* [Short task] Without including any pictures, write out all the entries exactly.

Saved entries:
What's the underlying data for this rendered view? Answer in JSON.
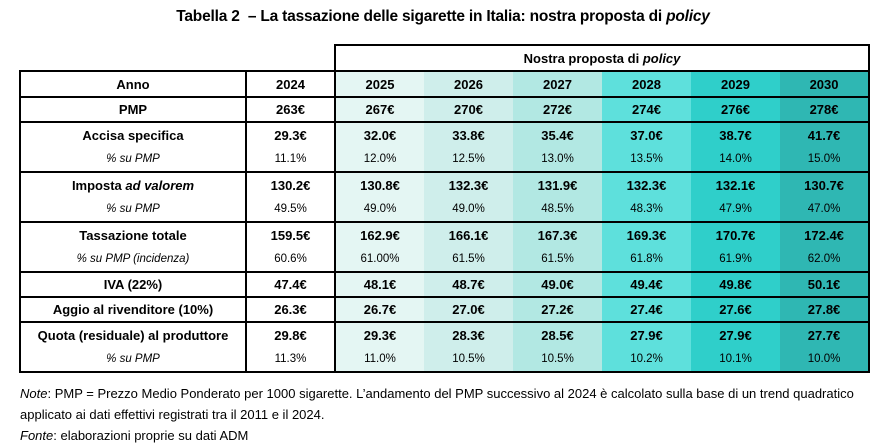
{
  "title": {
    "pre": "Tabella 2  – La tassazione delle sigarette in Italia: nostra proposta di ",
    "em": "policy"
  },
  "table": {
    "proposal_header": {
      "pre": "Nostra proposta di ",
      "em": "policy"
    },
    "corner_label": "Anno",
    "base_year": "2024",
    "years": [
      "2025",
      "2026",
      "2027",
      "2028",
      "2029",
      "2030"
    ],
    "year_colors": [
      "#e4f6f3",
      "#cfeeeb",
      "#b2e8e3",
      "#5ee0dc",
      "#2fcfca",
      "#2fb7b3"
    ],
    "border_color": "#000000",
    "rows": [
      {
        "label": "PMP",
        "label_em": "",
        "sub": false,
        "group_start": true,
        "base": "263€",
        "values": [
          "267€",
          "270€",
          "272€",
          "274€",
          "276€",
          "278€"
        ]
      },
      {
        "label": "Accisa specifica",
        "label_em": "",
        "sub": false,
        "group_start": true,
        "base": "29.3€",
        "values": [
          "32.0€",
          "33.8€",
          "35.4€",
          "37.0€",
          "38.7€",
          "41.7€"
        ]
      },
      {
        "label": "% su PMP",
        "label_em": "",
        "sub": true,
        "group_start": false,
        "base": "11.1%",
        "values": [
          "12.0%",
          "12.5%",
          "13.0%",
          "13.5%",
          "14.0%",
          "15.0%"
        ]
      },
      {
        "label": "Imposta ",
        "label_em": "ad valorem",
        "sub": false,
        "group_start": true,
        "base": "130.2€",
        "values": [
          "130.8€",
          "132.3€",
          "131.9€",
          "132.3€",
          "132.1€",
          "130.7€"
        ]
      },
      {
        "label": "% su PMP",
        "label_em": "",
        "sub": true,
        "group_start": false,
        "base": "49.5%",
        "values": [
          "49.0%",
          "49.0%",
          "48.5%",
          "48.3%",
          "47.9%",
          "47.0%"
        ]
      },
      {
        "label": "Tassazione totale",
        "label_em": "",
        "sub": false,
        "group_start": true,
        "base": "159.5€",
        "values": [
          "162.9€",
          "166.1€",
          "167.3€",
          "169.3€",
          "170.7€",
          "172.4€"
        ]
      },
      {
        "label": "% su PMP (incidenza)",
        "label_em": "",
        "sub": true,
        "group_start": false,
        "base": "60.6%",
        "values": [
          "61.00%",
          "61.5%",
          "61.5%",
          "61.8%",
          "61.9%",
          "62.0%"
        ]
      },
      {
        "label": "IVA (22%)",
        "label_em": "",
        "sub": false,
        "group_start": true,
        "base": "47.4€",
        "values": [
          "48.1€",
          "48.7€",
          "49.0€",
          "49.4€",
          "49.8€",
          "50.1€"
        ]
      },
      {
        "label": "Aggio al rivenditore (10%)",
        "label_em": "",
        "sub": false,
        "group_start": true,
        "base": "26.3€",
        "values": [
          "26.7€",
          "27.0€",
          "27.2€",
          "27.4€",
          "27.6€",
          "27.8€"
        ]
      },
      {
        "label": "Quota (residuale) al produttore",
        "label_em": "",
        "sub": false,
        "group_start": true,
        "base": "29.8€",
        "values": [
          "29.3€",
          "28.3€",
          "28.5€",
          "27.9€",
          "27.9€",
          "27.7€"
        ]
      },
      {
        "label": "% su PMP",
        "label_em": "",
        "sub": true,
        "group_start": false,
        "base": "11.3%",
        "values": [
          "11.0%",
          "10.5%",
          "10.5%",
          "10.2%",
          "10.1%",
          "10.0%"
        ]
      }
    ]
  },
  "notes": {
    "note_em": "Note",
    "note_text": ": PMP = Prezzo Medio Ponderato per 1000 sigarette. L’andamento del PMP successivo al 2024 è calcolato sulla base di un trend quadratico applicato ai dati effettivi registrati tra il 2011 e il 2024.",
    "fonte_em": "Fonte",
    "fonte_text": ": elaborazioni proprie su dati ADM"
  }
}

* [Solution for this task]
What's the underlying data for this rendered view? Answer in JSON.
{
  "title": {
    "pre": "Tabella 2  – La tassazione delle sigarette in Italia: nostra proposta di ",
    "em": "policy"
  },
  "table": {
    "proposal_header": {
      "pre": "Nostra proposta di ",
      "em": "policy"
    },
    "corner_label": "Anno",
    "base_year": "2024",
    "years": [
      "2025",
      "2026",
      "2027",
      "2028",
      "2029",
      "2030"
    ],
    "year_colors": [
      "#e4f6f3",
      "#cfeeeb",
      "#b2e8e3",
      "#5ee0dc",
      "#2fcfca",
      "#2fb7b3"
    ],
    "border_color": "#000000",
    "rows": [
      {
        "label": "PMP",
        "label_em": "",
        "sub": false,
        "group_start": true,
        "base": "263€",
        "values": [
          "267€",
          "270€",
          "272€",
          "274€",
          "276€",
          "278€"
        ]
      },
      {
        "label": "Accisa specifica",
        "label_em": "",
        "sub": false,
        "group_start": true,
        "base": "29.3€",
        "values": [
          "32.0€",
          "33.8€",
          "35.4€",
          "37.0€",
          "38.7€",
          "41.7€"
        ]
      },
      {
        "label": "% su PMP",
        "label_em": "",
        "sub": true,
        "group_start": false,
        "base": "11.1%",
        "values": [
          "12.0%",
          "12.5%",
          "13.0%",
          "13.5%",
          "14.0%",
          "15.0%"
        ]
      },
      {
        "label": "Imposta ",
        "label_em": "ad valorem",
        "sub": false,
        "group_start": true,
        "base": "130.2€",
        "values": [
          "130.8€",
          "132.3€",
          "131.9€",
          "132.3€",
          "132.1€",
          "130.7€"
        ]
      },
      {
        "label": "% su PMP",
        "label_em": "",
        "sub": true,
        "group_start": false,
        "base": "49.5%",
        "values": [
          "49.0%",
          "49.0%",
          "48.5%",
          "48.3%",
          "47.9%",
          "47.0%"
        ]
      },
      {
        "label": "Tassazione totale",
        "label_em": "",
        "sub": false,
        "group_start": true,
        "base": "159.5€",
        "values": [
          "162.9€",
          "166.1€",
          "167.3€",
          "169.3€",
          "170.7€",
          "172.4€"
        ]
      },
      {
        "label": "% su PMP (incidenza)",
        "label_em": "",
        "sub": true,
        "group_start": false,
        "base": "60.6%",
        "values": [
          "61.00%",
          "61.5%",
          "61.5%",
          "61.8%",
          "61.9%",
          "62.0%"
        ]
      },
      {
        "label": "IVA (22%)",
        "label_em": "",
        "sub": false,
        "group_start": true,
        "base": "47.4€",
        "values": [
          "48.1€",
          "48.7€",
          "49.0€",
          "49.4€",
          "49.8€",
          "50.1€"
        ]
      },
      {
        "label": "Aggio al rivenditore (10%)",
        "label_em": "",
        "sub": false,
        "group_start": true,
        "base": "26.3€",
        "values": [
          "26.7€",
          "27.0€",
          "27.2€",
          "27.4€",
          "27.6€",
          "27.8€"
        ]
      },
      {
        "label": "Quota (residuale) al produttore",
        "label_em": "",
        "sub": false,
        "group_start": true,
        "base": "29.8€",
        "values": [
          "29.3€",
          "28.3€",
          "28.5€",
          "27.9€",
          "27.9€",
          "27.7€"
        ]
      },
      {
        "label": "% su PMP",
        "label_em": "",
        "sub": true,
        "group_start": false,
        "base": "11.3%",
        "values": [
          "11.0%",
          "10.5%",
          "10.5%",
          "10.2%",
          "10.1%",
          "10.0%"
        ]
      }
    ]
  },
  "notes": {
    "note_em": "Note",
    "note_text": ": PMP = Prezzo Medio Ponderato per 1000 sigarette. L’andamento del PMP successivo al 2024 è calcolato sulla base di un trend quadratico applicato ai dati effettivi registrati tra il 2011 e il 2024.",
    "fonte_em": "Fonte",
    "fonte_text": ": elaborazioni proprie su dati ADM"
  }
}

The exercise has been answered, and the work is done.